[Some records]
━━━━━━━━━━

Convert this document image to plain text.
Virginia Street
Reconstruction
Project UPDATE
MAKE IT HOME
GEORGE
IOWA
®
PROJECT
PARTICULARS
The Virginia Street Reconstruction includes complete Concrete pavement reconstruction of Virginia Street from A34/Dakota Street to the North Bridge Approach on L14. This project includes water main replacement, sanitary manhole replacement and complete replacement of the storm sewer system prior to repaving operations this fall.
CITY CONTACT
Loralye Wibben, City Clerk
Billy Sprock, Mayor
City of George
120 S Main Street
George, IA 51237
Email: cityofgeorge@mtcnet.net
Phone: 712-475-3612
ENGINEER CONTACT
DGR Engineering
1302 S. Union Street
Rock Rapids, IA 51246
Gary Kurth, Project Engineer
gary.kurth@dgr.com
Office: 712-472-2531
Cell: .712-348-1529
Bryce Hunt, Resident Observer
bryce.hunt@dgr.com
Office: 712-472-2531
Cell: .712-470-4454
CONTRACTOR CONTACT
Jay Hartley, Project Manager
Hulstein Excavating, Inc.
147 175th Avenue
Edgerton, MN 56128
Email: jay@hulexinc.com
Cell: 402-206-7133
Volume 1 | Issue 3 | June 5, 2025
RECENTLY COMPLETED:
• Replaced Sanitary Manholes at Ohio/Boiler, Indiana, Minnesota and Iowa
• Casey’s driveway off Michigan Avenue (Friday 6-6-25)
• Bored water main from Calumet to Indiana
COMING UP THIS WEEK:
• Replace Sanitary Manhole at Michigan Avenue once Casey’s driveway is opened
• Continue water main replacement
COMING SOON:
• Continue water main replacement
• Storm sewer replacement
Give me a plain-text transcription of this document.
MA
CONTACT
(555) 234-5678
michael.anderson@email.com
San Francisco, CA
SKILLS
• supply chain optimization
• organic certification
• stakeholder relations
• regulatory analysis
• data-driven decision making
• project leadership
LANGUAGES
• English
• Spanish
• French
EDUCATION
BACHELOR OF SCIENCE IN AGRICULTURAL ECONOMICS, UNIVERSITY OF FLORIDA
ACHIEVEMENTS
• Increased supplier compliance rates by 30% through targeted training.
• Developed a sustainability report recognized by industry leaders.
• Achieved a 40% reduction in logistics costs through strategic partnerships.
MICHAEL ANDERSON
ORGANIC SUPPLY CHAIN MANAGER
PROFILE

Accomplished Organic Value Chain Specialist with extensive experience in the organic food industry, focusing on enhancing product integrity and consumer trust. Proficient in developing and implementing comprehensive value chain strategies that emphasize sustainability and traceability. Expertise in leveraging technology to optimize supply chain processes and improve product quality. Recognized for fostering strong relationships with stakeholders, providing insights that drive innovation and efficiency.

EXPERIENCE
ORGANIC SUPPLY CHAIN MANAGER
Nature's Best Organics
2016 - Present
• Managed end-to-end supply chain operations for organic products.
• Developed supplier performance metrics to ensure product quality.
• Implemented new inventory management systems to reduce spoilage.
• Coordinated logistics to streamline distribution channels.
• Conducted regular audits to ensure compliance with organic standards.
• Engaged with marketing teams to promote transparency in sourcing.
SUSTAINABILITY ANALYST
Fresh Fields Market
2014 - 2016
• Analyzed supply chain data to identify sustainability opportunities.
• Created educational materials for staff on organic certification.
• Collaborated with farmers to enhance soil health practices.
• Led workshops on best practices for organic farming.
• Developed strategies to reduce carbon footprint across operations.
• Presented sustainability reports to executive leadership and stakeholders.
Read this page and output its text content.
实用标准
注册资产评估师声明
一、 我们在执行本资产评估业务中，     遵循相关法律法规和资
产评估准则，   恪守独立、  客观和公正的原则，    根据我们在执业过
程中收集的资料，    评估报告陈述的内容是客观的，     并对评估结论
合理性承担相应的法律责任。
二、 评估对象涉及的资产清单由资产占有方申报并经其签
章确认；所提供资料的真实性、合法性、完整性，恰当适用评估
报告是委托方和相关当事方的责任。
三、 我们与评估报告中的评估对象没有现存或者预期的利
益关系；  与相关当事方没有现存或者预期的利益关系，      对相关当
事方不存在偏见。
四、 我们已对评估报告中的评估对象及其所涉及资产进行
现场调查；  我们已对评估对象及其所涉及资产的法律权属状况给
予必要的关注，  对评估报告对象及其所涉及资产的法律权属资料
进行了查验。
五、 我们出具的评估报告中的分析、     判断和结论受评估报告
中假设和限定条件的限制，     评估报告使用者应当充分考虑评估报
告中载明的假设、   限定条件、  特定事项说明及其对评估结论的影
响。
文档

━━━━━━━━━━

(Short problem) Find the string "from" in the entries above and return each line that holds it.

(Task answer)
The Virginia Street Reconstruction includes complete Concrete pavement reconstruction of Virginia Street from A34/Dakota Street to the North Bridge Approach on L14. This project includes water main replacement, sanitary manhole replacement and complete replacement of the storm sewer system prior to repaving operations this fall.
• Bored water main from Calumet to Indiana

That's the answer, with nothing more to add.